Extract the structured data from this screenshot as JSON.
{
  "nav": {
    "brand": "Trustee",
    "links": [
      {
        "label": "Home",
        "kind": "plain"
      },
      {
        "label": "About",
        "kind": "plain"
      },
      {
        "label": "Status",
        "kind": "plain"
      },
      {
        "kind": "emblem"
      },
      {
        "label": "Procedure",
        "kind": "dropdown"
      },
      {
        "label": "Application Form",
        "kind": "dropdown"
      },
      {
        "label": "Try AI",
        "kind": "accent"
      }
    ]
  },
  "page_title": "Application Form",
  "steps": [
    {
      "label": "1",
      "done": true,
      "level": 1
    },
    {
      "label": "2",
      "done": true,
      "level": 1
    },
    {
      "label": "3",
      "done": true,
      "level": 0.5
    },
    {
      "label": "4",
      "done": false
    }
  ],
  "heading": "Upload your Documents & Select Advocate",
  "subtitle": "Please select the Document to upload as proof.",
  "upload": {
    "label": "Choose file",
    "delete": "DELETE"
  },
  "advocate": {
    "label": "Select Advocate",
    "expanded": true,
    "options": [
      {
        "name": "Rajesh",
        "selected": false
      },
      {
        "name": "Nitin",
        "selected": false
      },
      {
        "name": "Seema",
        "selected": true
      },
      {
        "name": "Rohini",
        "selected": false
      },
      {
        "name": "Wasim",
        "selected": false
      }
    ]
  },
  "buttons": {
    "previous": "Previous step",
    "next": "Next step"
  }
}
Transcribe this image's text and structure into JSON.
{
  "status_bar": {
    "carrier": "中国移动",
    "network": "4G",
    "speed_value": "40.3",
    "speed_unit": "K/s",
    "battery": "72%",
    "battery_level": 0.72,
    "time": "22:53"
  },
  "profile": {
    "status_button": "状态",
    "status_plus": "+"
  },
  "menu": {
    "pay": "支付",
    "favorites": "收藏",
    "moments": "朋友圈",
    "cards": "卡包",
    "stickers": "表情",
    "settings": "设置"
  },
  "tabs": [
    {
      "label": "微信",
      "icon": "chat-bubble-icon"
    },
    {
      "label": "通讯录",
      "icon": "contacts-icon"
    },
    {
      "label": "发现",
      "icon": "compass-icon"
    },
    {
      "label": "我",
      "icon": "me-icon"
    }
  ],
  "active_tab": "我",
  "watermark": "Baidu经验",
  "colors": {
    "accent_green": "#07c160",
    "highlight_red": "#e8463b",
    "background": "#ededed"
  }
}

__Work to complete__
All entries must be repeated verbatim.

__The answer__
Extract the structured data from this screenshot as JSON.
{
  "nav": {
    "brand": "Trustee",
    "links": [
      {
        "label": "Home",
        "kind": "plain"
      },
      {
        "label": "About",
        "kind": "plain"
      },
      {
        "label": "Status",
        "kind": "plain"
      },
      {
        "kind": "emblem"
      },
      {
        "label": "Procedure",
        "kind": "dropdown"
      },
      {
        "label": "Application Form",
        "kind": "dropdown"
      },
      {
        "label": "Try AI",
        "kind": "accent"
      }
    ]
  },
  "page_title": "Application Form",
  "steps": [
    {
      "label": "1",
      "done": true,
      "level": 1
    },
    {
      "label": "2",
      "done": true,
      "level": 1
    },
    {
      "label": "3",
      "done": true,
      "level": 0.5
    },
    {
      "label": "4",
      "done": false
    }
  ],
  "heading": "Upload your Documents & Select Advocate",
  "subtitle": "Please select the Document to upload as proof.",
  "upload": {
    "label": "Choose file",
    "delete": "DELETE"
  },
  "advocate": {
    "label": "Select Advocate",
    "expanded": true,
    "options": [
      {
        "name": "Rajesh",
        "selected": false
      },
      {
        "name": "Nitin",
        "selected": false
      },
      {
        "name": "Seema",
        "selected": true
      },
      {
        "name": "Rohini",
        "selected": false
      },
      {
        "name": "Wasim",
        "selected": false
      }
    ]
  },
  "buttons": {
    "previous": "Previous step",
    "next": "Next step"
  }
}
Transcribe this image's text and structure into JSON.
{
  "status_bar": {
    "carrier": "中国移动",
    "network": "4G",
    "speed_value": "40.3",
    "speed_unit": "K/s",
    "battery": "72%",
    "battery_level": 0.72,
    "time": "22:53"
  },
  "profile": {
    "status_button": "状态",
    "status_plus": "+"
  },
  "menu": {
    "pay": "支付",
    "favorites": "收藏",
    "moments": "朋友圈",
    "cards": "卡包",
    "stickers": "表情",
    "settings": "设置"
  },
  "tabs": [
    {
      "label": "微信",
      "icon": "chat-bubble-icon"
    },
    {
      "label": "通讯录",
      "icon": "contacts-icon"
    },
    {
      "label": "发现",
      "icon": "compass-icon"
    },
    {
      "label": "我",
      "icon": "me-icon"
    }
  ],
  "active_tab": "我",
  "watermark": "Baidu经验",
  "colors": {
    "accent_green": "#07c160",
    "highlight_red": "#e8463b",
    "background": "#ededed"
  }
}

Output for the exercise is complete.